_Passage shown_
start

By: Shane James O’Neill
As Christians, we’re invited to explore the world, including what secular research provides. As the paraphrased quote from St. Augustine goes: All truth is God’s truth. So what does the secular research tell us about pornography and relationships? What can we learn and how can that learning help us better marvel, enjoy, present, and live the gospel?
2 Stories We Hear
In our Proven Men groups, we often hear the rationalization that it is ok to watch pornography if it doesn’t affect others. It often goes something like this, “I get that porn is wrong for other people, but I only watch porn I know is consensual, and I watch it privately so that it doesn’t affect anyone else. I am only hurting myself, and I get that is wrong, but it’s not as big of a deal. Right?”
The second story people tell themselves is that if they watch porn with their partner then it is alright. That story goes something like this, “I get that porn is a shameful thing to watch by yourself, because it is selfish. But I watch porn with the person I’m married to and it significantly increases the quality of our sexual intimacy. It has been a gift to our marriage, and it’s just good fun. Sure, there is a dark side to the porn industry but it can also be a valuable service in helping married couples learn how to be intimate with each other. Right?”

end

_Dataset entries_

start

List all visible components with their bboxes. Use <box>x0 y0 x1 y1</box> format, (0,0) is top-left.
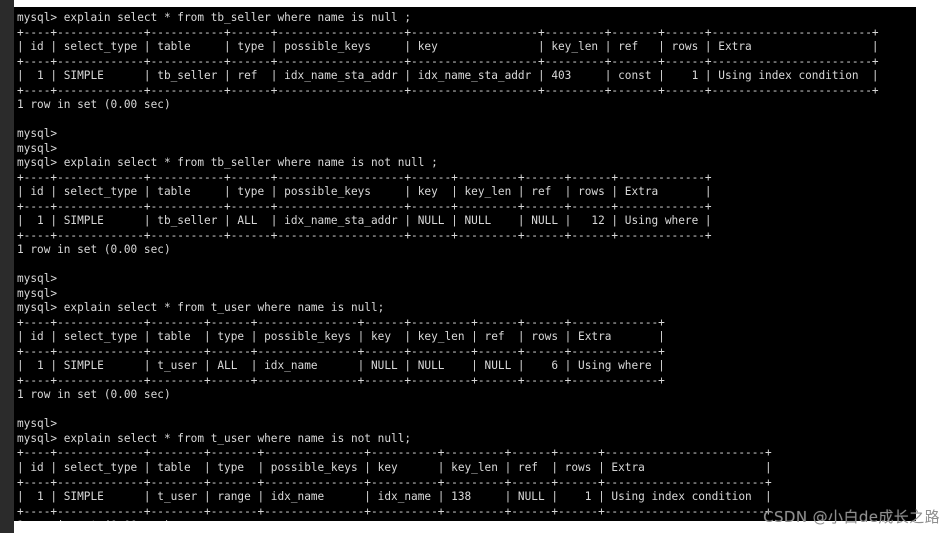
terminal-window[interactable]: mysql> explain select * from tb_seller w… <box>14 7 916 521</box>
terminal-output: mysql> explain select * from tb_seller w… <box>17 11 879 521</box>
window-left-gutter <box>0 0 14 533</box>
screenshot-root: mysql> explain select * from tb_seller w… <box>0 0 951 533</box>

end

_Request 1_
Set down the article's text starting at "By: Shane James" and ending at "live the gospel?".
_Request 2_
In the entries, starting at the start of the entries and ending at the line containing "window-left-gutter <box>0 0 14 533</box>", substitute "on-screen components" for "visible components" and give those lines again with everything else unchanged and no pictures.
The article and the entries come from unrelated sources.

_Complete output 1_
By: Shane James O’Neill
As Christians, we’re invited to explore the world, including what secular research provides. As the paraphrased quote from St. Augustine goes: All truth is God’s truth. So what does the secular research tell us about pornography and relationships? What can we learn and how can that learning help us better marvel, enjoy, present, and live the gospel?

_Complete output 2_
List all on-screen components with their bboxes. Use <box>x0 y0 x1 y1</box> format, (0,0) is top-left.
terminal-window[interactable]: mysql> explain select * from tb_seller w… <box>14 7 916 521</box>
terminal-output: mysql> explain select * from tb_seller w… <box>17 11 879 521</box>
window-left-gutter <box>0 0 14 533</box>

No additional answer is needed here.